PROBLEM TO WORK ON: Copy the data that follows, character for character, minus the pictures.

THE RECORDS:
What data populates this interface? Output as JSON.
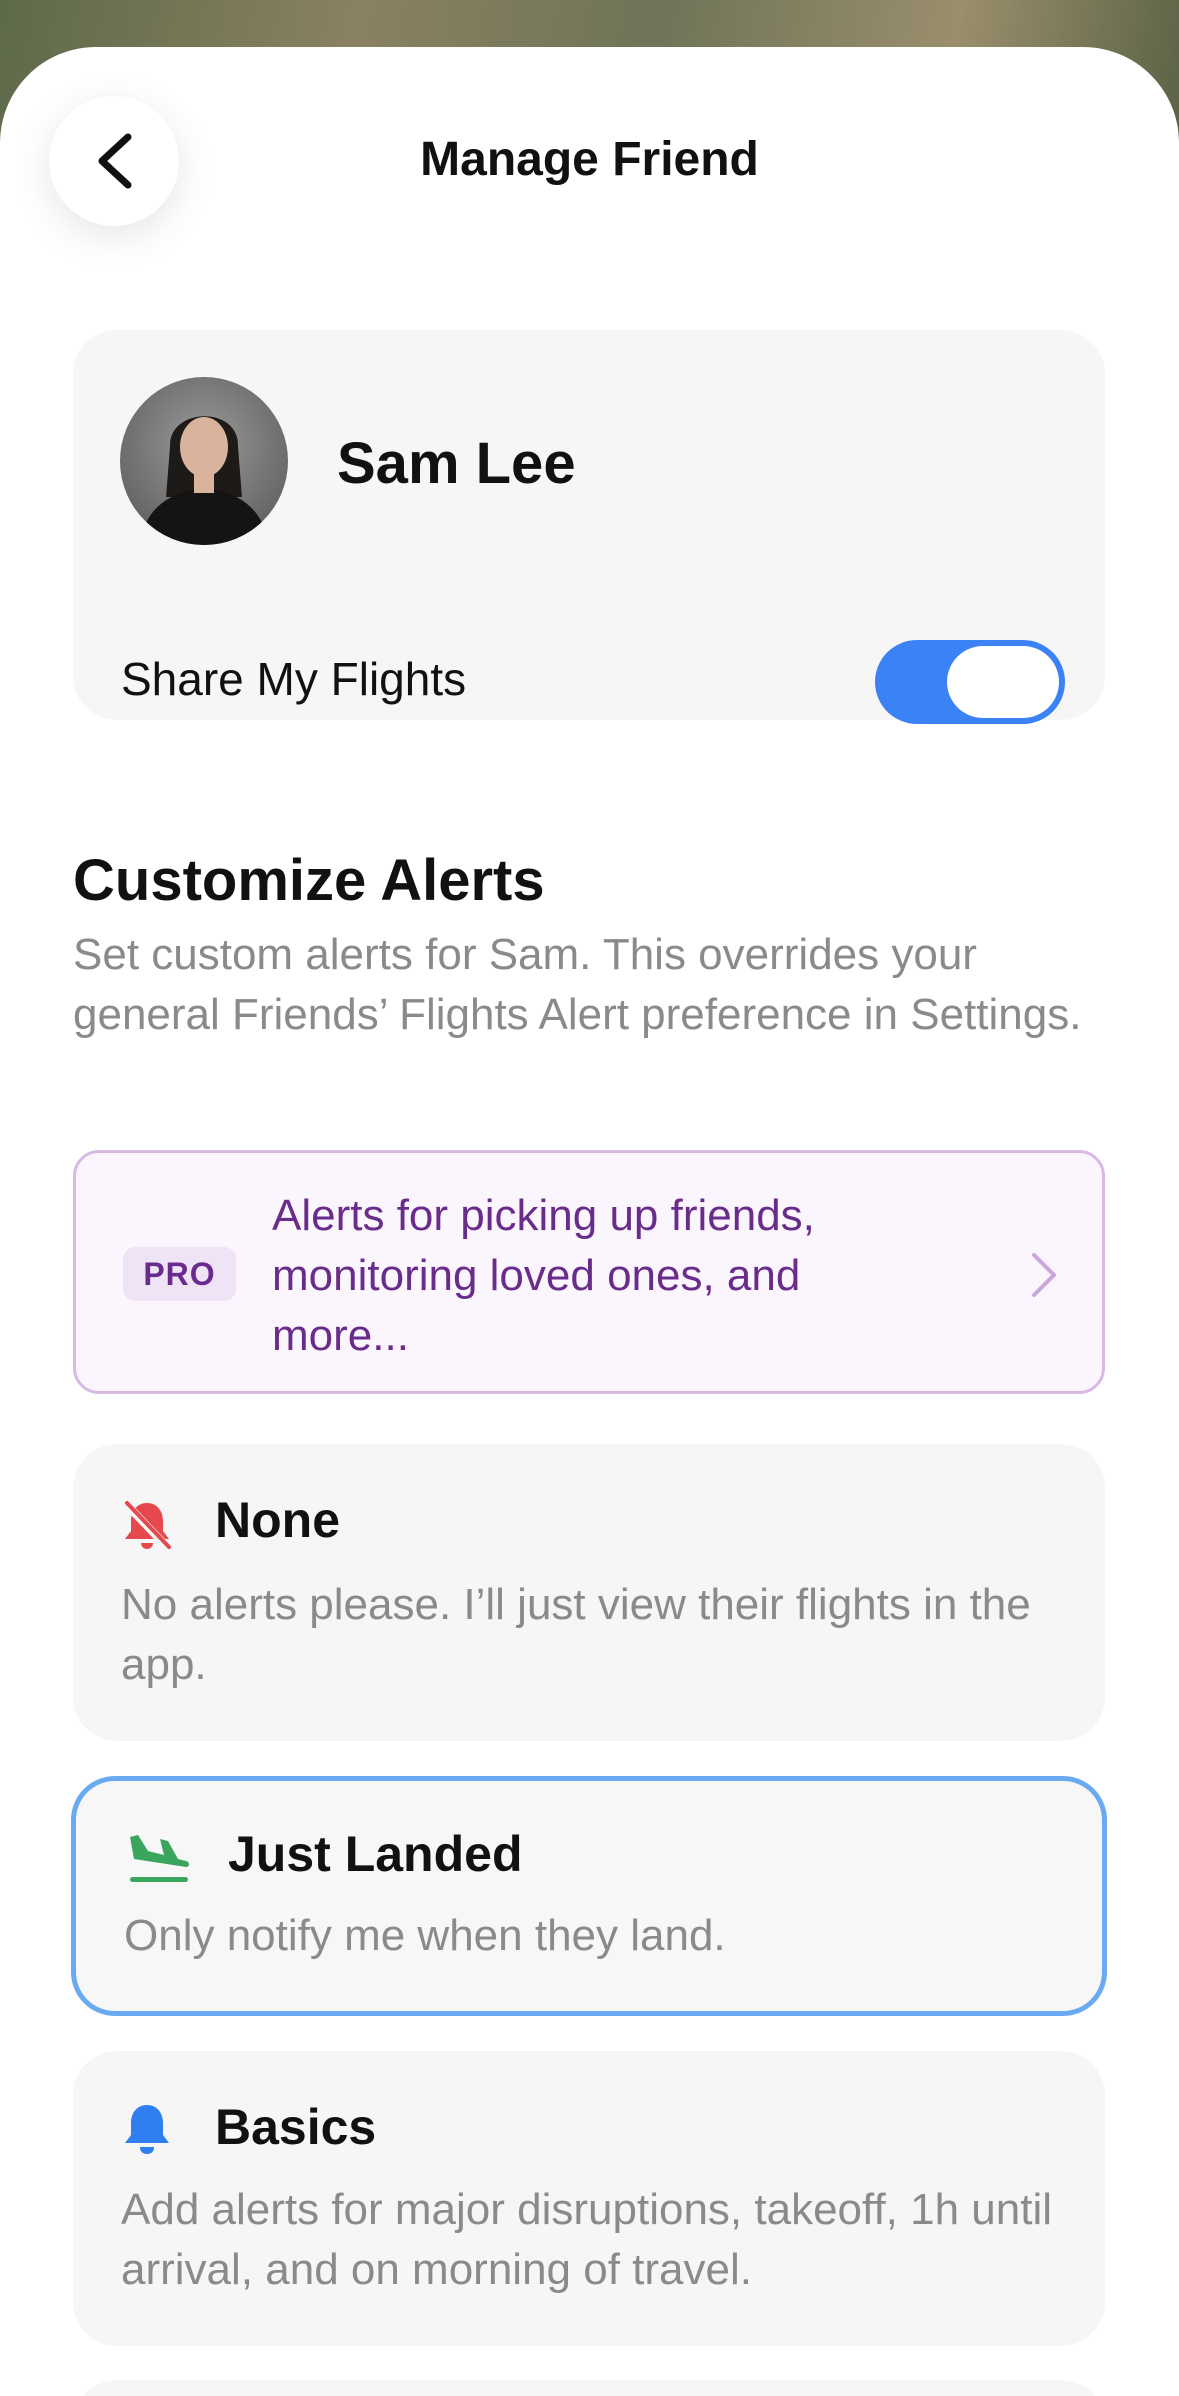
{
  "header": {
    "title": "Manage Friend"
  },
  "friend": {
    "name": "Sam Lee"
  },
  "share": {
    "label": "Share My Flights",
    "enabled": true
  },
  "alerts": {
    "title": "Customize Alerts",
    "description": "Set custom alerts for Sam. This overrides your general Friends’ Flights Alert preference in Settings."
  },
  "pro": {
    "badge": "PRO",
    "text": "Alerts for picking up friends, monitoring loved ones, and more..."
  },
  "options": [
    {
      "title": "None",
      "description": "No alerts please. I’ll just view their flights in the app.",
      "icon": "bell-slash-icon",
      "color": "#e5484d"
    },
    {
      "title": "Just Landed",
      "description": "Only notify me when they land.",
      "icon": "plane-landing-icon",
      "color": "#3aa55d",
      "selected": true
    },
    {
      "title": "Basics",
      "description": "Add alerts for major disruptions, takeoff, 1h until arrival, and on morning of travel.",
      "icon": "bell-icon",
      "color": "#2f7ff0"
    }
  ],
  "colors": {
    "accent": "#3b82f6",
    "pro_purple": "#6a2c8a",
    "selected_border": "#6aaaf0"
  }
}
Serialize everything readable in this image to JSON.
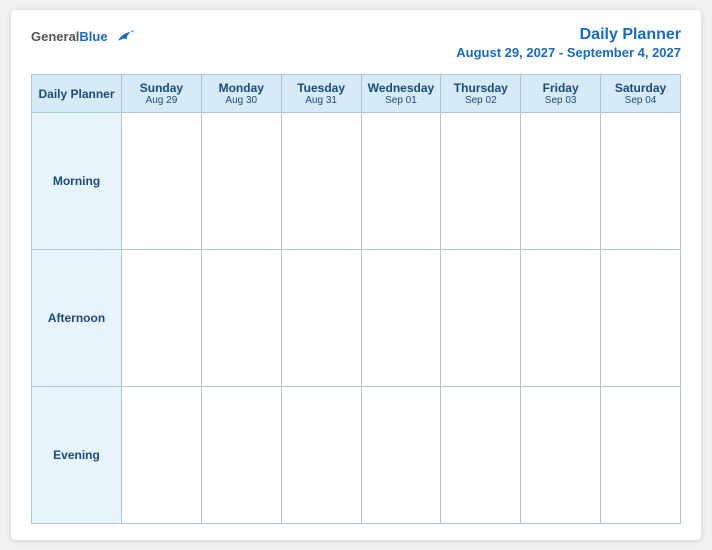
{
  "header": {
    "logo_general": "General",
    "logo_blue": "Blue",
    "main_title": "Daily Planner",
    "date_range": "August 29, 2027 - September 4, 2027"
  },
  "table": {
    "label_column": "Daily Planner",
    "days": [
      {
        "name": "Sunday",
        "date": "Aug 29"
      },
      {
        "name": "Monday",
        "date": "Aug 30"
      },
      {
        "name": "Tuesday",
        "date": "Aug 31"
      },
      {
        "name": "Wednesday",
        "date": "Sep 01"
      },
      {
        "name": "Thursday",
        "date": "Sep 02"
      },
      {
        "name": "Friday",
        "date": "Sep 03"
      },
      {
        "name": "Saturday",
        "date": "Sep 04"
      }
    ],
    "rows": [
      {
        "label": "Morning"
      },
      {
        "label": "Afternoon"
      },
      {
        "label": "Evening"
      }
    ]
  }
}
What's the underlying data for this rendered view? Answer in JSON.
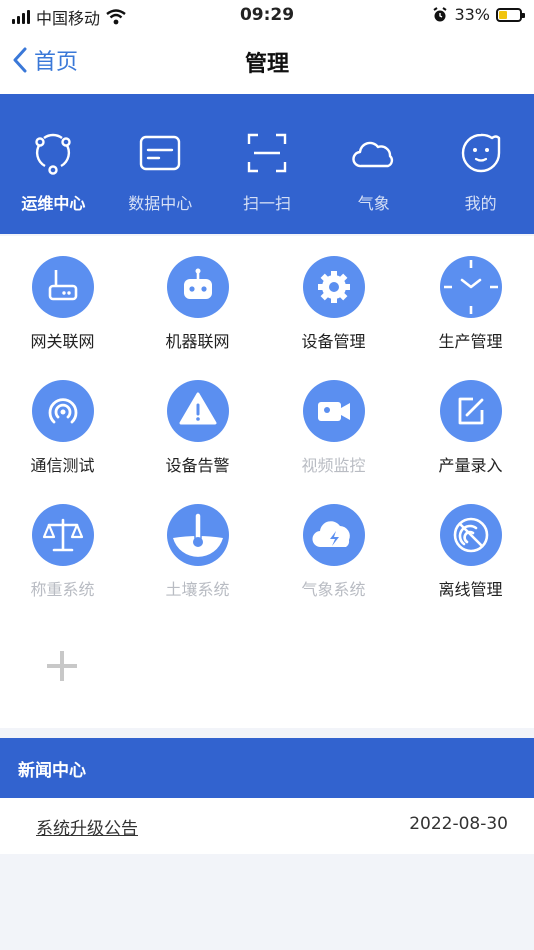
{
  "status_bar": {
    "carrier": "中国移动",
    "time": "09:29",
    "battery": "33%"
  },
  "navbar": {
    "back_label": "首页",
    "title": "管理"
  },
  "top_nav": [
    {
      "label": "运维中心",
      "icon": "ops-network-icon",
      "active": true
    },
    {
      "label": "数据中心",
      "icon": "card-icon"
    },
    {
      "label": "扫一扫",
      "icon": "scan-icon"
    },
    {
      "label": "气象",
      "icon": "cloud-icon"
    },
    {
      "label": "我的",
      "icon": "profile-face-icon"
    }
  ],
  "grid": [
    {
      "label": "网关联网",
      "icon": "router-icon",
      "enabled": true
    },
    {
      "label": "机器联网",
      "icon": "robot-icon",
      "enabled": true
    },
    {
      "label": "设备管理",
      "icon": "gear-icon",
      "enabled": true
    },
    {
      "label": "生产管理",
      "icon": "clock-icon",
      "enabled": true
    },
    {
      "label": "通信测试",
      "icon": "signal-broadcast-icon",
      "enabled": true
    },
    {
      "label": "设备告警",
      "icon": "warning-icon",
      "enabled": true
    },
    {
      "label": "视频监控",
      "icon": "video-camera-icon",
      "enabled": false
    },
    {
      "label": "产量录入",
      "icon": "edit-icon",
      "enabled": true
    },
    {
      "label": "称重系统",
      "icon": "scale-icon",
      "enabled": false
    },
    {
      "label": "土壤系统",
      "icon": "thermometer-icon",
      "enabled": false
    },
    {
      "label": "气象系统",
      "icon": "cloud-lightning-icon",
      "enabled": false
    },
    {
      "label": "离线管理",
      "icon": "offline-icon",
      "enabled": true
    }
  ],
  "news": {
    "title": "新闻中心",
    "items": [
      {
        "title": "系统升级公告",
        "date": "2022-08-30"
      }
    ]
  },
  "colors": {
    "primary": "#3263cf",
    "icon_circle": "#5b8ff0",
    "link": "#3a78d8",
    "disabled_text": "#b9bcc3"
  }
}
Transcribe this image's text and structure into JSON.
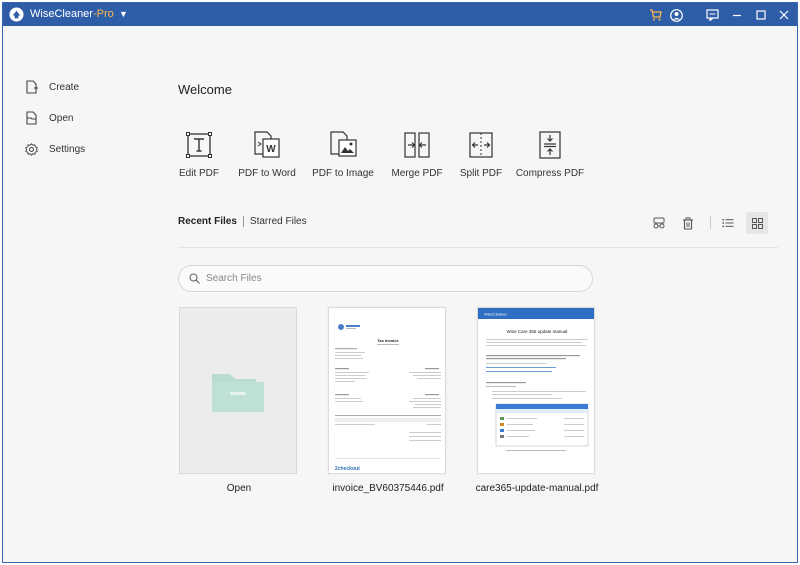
{
  "titlebar": {
    "app_name": "WiseCleaner",
    "app_suffix": "-Pro",
    "dropdown_glyph": "▼",
    "icons": [
      "cart-icon",
      "account-icon",
      "feedback-icon",
      "minimize-icon",
      "maximize-icon",
      "close-icon"
    ],
    "accent_color": "#2f5ea8"
  },
  "sidebar": {
    "items": [
      {
        "label": "Create",
        "icon": "create-icon"
      },
      {
        "label": "Open",
        "icon": "open-icon"
      },
      {
        "label": "Settings",
        "icon": "gear-icon"
      }
    ]
  },
  "main": {
    "welcome": "Welcome",
    "tools": [
      {
        "label": "Edit PDF",
        "icon": "edit-pdf-icon"
      },
      {
        "label": "PDF to Word",
        "icon": "pdf-to-word-icon"
      },
      {
        "label": "PDF to Image",
        "icon": "pdf-to-image-icon"
      },
      {
        "label": "Merge PDF",
        "icon": "merge-pdf-icon"
      },
      {
        "label": "Split PDF",
        "icon": "split-pdf-icon"
      },
      {
        "label": "Compress PDF",
        "icon": "compress-pdf-icon"
      }
    ],
    "tabs": {
      "recent": "Recent Files",
      "starred": "Starred Files"
    },
    "view_tools": [
      "glasses-icon",
      "trash-icon",
      "list-view-icon",
      "grid-view-icon"
    ],
    "search": {
      "placeholder": "Search Files"
    },
    "files": [
      {
        "name": "Open"
      },
      {
        "name": "invoice_BV60375446.pdf"
      },
      {
        "name": "care365-update-manual.pdf"
      }
    ]
  },
  "thumbnails": {
    "invoice": {
      "heading": "Tax Invoice",
      "brand": "2checkout"
    },
    "manual": {
      "heading": "Wise Care 365 update manual",
      "brand": "WiseCleaner"
    }
  }
}
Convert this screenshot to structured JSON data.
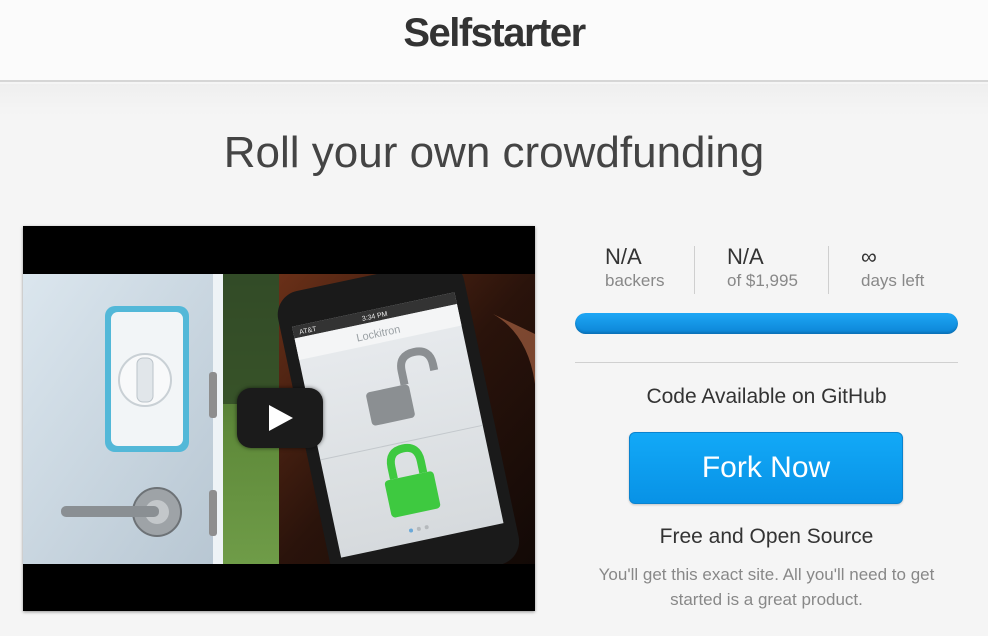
{
  "header": {
    "brand": "Selfstarter"
  },
  "hero": {
    "tagline": "Roll your own crowdfunding"
  },
  "video": {
    "play_icon": "play-icon",
    "phone_app_title": "Lockitron",
    "phone_carrier": "AT&T",
    "phone_time": "3:34 PM"
  },
  "stats": {
    "backers": {
      "value": "N/A",
      "label": "backers"
    },
    "raised": {
      "value": "N/A",
      "label": "of $1,995"
    },
    "days": {
      "value": "∞",
      "label": "days left"
    }
  },
  "progress": {
    "percent": 100,
    "color": "#1ea7f5"
  },
  "cta": {
    "github_text": "Code Available on GitHub",
    "button_label": "Fork Now",
    "button_color": "#12a9f7",
    "oss_title": "Free and Open Source",
    "oss_text": "You'll get this exact site. All you'll need to get started is a great product."
  }
}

PROBLEM SOLUTION:
What data populates this interface? Output as JSON.
{
  "header": {
    "title": "Manage Friend"
  },
  "friend": {
    "name": "Sam Lee"
  },
  "share": {
    "label": "Share My Flights",
    "enabled": true
  },
  "alerts": {
    "title": "Customize Alerts",
    "description": "Set custom alerts for Sam. This overrides your general Friends’ Flights Alert preference in Settings."
  },
  "pro": {
    "badge": "PRO",
    "text": "Alerts for picking up friends, monitoring loved ones, and more..."
  },
  "options": [
    {
      "title": "None",
      "description": "No alerts please. I’ll just view their flights in the app.",
      "icon": "bell-slash-icon",
      "color": "#e5484d"
    },
    {
      "title": "Just Landed",
      "description": "Only notify me when they land.",
      "icon": "plane-landing-icon",
      "color": "#3aa55d",
      "selected": true
    },
    {
      "title": "Basics",
      "description": "Add alerts for major disruptions, takeoff, 1h until arrival, and on morning of travel.",
      "icon": "bell-icon",
      "color": "#2f7ff0"
    }
  ],
  "colors": {
    "accent": "#3b82f6",
    "pro_purple": "#6a2c8a",
    "selected_border": "#6aaaf0"
  }
}
Serialize everything readable in this image to JSON.
{
  "header": {
    "logo_general": "General",
    "logo_blue": "Blue",
    "main_title": "Daily Planner",
    "date_range": "August 29, 2027 - September 4, 2027"
  },
  "table": {
    "label_column": "Daily Planner",
    "days": [
      {
        "name": "Sunday",
        "date": "Aug 29"
      },
      {
        "name": "Monday",
        "date": "Aug 30"
      },
      {
        "name": "Tuesday",
        "date": "Aug 31"
      },
      {
        "name": "Wednesday",
        "date": "Sep 01"
      },
      {
        "name": "Thursday",
        "date": "Sep 02"
      },
      {
        "name": "Friday",
        "date": "Sep 03"
      },
      {
        "name": "Saturday",
        "date": "Sep 04"
      }
    ],
    "rows": [
      {
        "label": "Morning"
      },
      {
        "label": "Afternoon"
      },
      {
        "label": "Evening"
      }
    ]
  }
}
What's the underlying data for this rendered view? Answer in JSON.
{
  "status_bar": {
    "carrier": "中国移动",
    "time": "09:29",
    "battery": "33%"
  },
  "navbar": {
    "back_label": "首页",
    "title": "管理"
  },
  "top_nav": [
    {
      "label": "运维中心",
      "icon": "ops-network-icon",
      "active": true
    },
    {
      "label": "数据中心",
      "icon": "card-icon"
    },
    {
      "label": "扫一扫",
      "icon": "scan-icon"
    },
    {
      "label": "气象",
      "icon": "cloud-icon"
    },
    {
      "label": "我的",
      "icon": "profile-face-icon"
    }
  ],
  "grid": [
    {
      "label": "网关联网",
      "icon": "router-icon",
      "enabled": true
    },
    {
      "label": "机器联网",
      "icon": "robot-icon",
      "enabled": true
    },
    {
      "label": "设备管理",
      "icon": "gear-icon",
      "enabled": true
    },
    {
      "label": "生产管理",
      "icon": "clock-icon",
      "enabled": true
    },
    {
      "label": "通信测试",
      "icon": "signal-broadcast-icon",
      "enabled": true
    },
    {
      "label": "设备告警",
      "icon": "warning-icon",
      "enabled": true
    },
    {
      "label": "视频监控",
      "icon": "video-camera-icon",
      "enabled": false
    },
    {
      "label": "产量录入",
      "icon": "edit-icon",
      "enabled": true
    },
    {
      "label": "称重系统",
      "icon": "scale-icon",
      "enabled": false
    },
    {
      "label": "土壤系统",
      "icon": "thermometer-icon",
      "enabled": false
    },
    {
      "label": "气象系统",
      "icon": "cloud-lightning-icon",
      "enabled": false
    },
    {
      "label": "离线管理",
      "icon": "offline-icon",
      "enabled": true
    }
  ],
  "news": {
    "title": "新闻中心",
    "items": [
      {
        "title": "系统升级公告",
        "date": "2022-08-30"
      }
    ]
  },
  "colors": {
    "primary": "#3263cf",
    "icon_circle": "#5b8ff0",
    "link": "#3a78d8",
    "disabled_text": "#b9bcc3"
  }
}
Transcribe this image's text and structure into JSON.
{
  "titlebar": {
    "app_name": "WiseCleaner",
    "app_suffix": "-Pro",
    "dropdown_glyph": "▼",
    "icons": [
      "cart-icon",
      "account-icon",
      "feedback-icon",
      "minimize-icon",
      "maximize-icon",
      "close-icon"
    ],
    "accent_color": "#2f5ea8"
  },
  "sidebar": {
    "items": [
      {
        "label": "Create",
        "icon": "create-icon"
      },
      {
        "label": "Open",
        "icon": "open-icon"
      },
      {
        "label": "Settings",
        "icon": "gear-icon"
      }
    ]
  },
  "main": {
    "welcome": "Welcome",
    "tools": [
      {
        "label": "Edit PDF",
        "icon": "edit-pdf-icon"
      },
      {
        "label": "PDF to Word",
        "icon": "pdf-to-word-icon"
      },
      {
        "label": "PDF to Image",
        "icon": "pdf-to-image-icon"
      },
      {
        "label": "Merge PDF",
        "icon": "merge-pdf-icon"
      },
      {
        "label": "Split PDF",
        "icon": "split-pdf-icon"
      },
      {
        "label": "Compress PDF",
        "icon": "compress-pdf-icon"
      }
    ],
    "tabs": {
      "recent": "Recent Files",
      "starred": "Starred Files"
    },
    "view_tools": [
      "glasses-icon",
      "trash-icon",
      "list-view-icon",
      "grid-view-icon"
    ],
    "search": {
      "placeholder": "Search Files"
    },
    "files": [
      {
        "name": "Open"
      },
      {
        "name": "invoice_BV60375446.pdf"
      },
      {
        "name": "care365-update-manual.pdf"
      }
    ]
  },
  "thumbnails": {
    "invoice": {
      "heading": "Tax Invoice",
      "brand": "2checkout"
    },
    "manual": {
      "heading": "Wise Care 365 update manual",
      "brand": "WiseCleaner"
    }
  }
}
Convert this screenshot to structured JSON data.
{
  "header": {
    "brand": "Selfstarter"
  },
  "hero": {
    "tagline": "Roll your own crowdfunding"
  },
  "video": {
    "play_icon": "play-icon",
    "phone_app_title": "Lockitron",
    "phone_carrier": "AT&T",
    "phone_time": "3:34 PM"
  },
  "stats": {
    "backers": {
      "value": "N/A",
      "label": "backers"
    },
    "raised": {
      "value": "N/A",
      "label": "of $1,995"
    },
    "days": {
      "value": "∞",
      "label": "days left"
    }
  },
  "progress": {
    "percent": 100,
    "color": "#1ea7f5"
  },
  "cta": {
    "github_text": "Code Available on GitHub",
    "button_label": "Fork Now",
    "button_color": "#12a9f7",
    "oss_title": "Free and Open Source",
    "oss_text": "You'll get this exact site. All you'll need to get started is a great product."
  }
}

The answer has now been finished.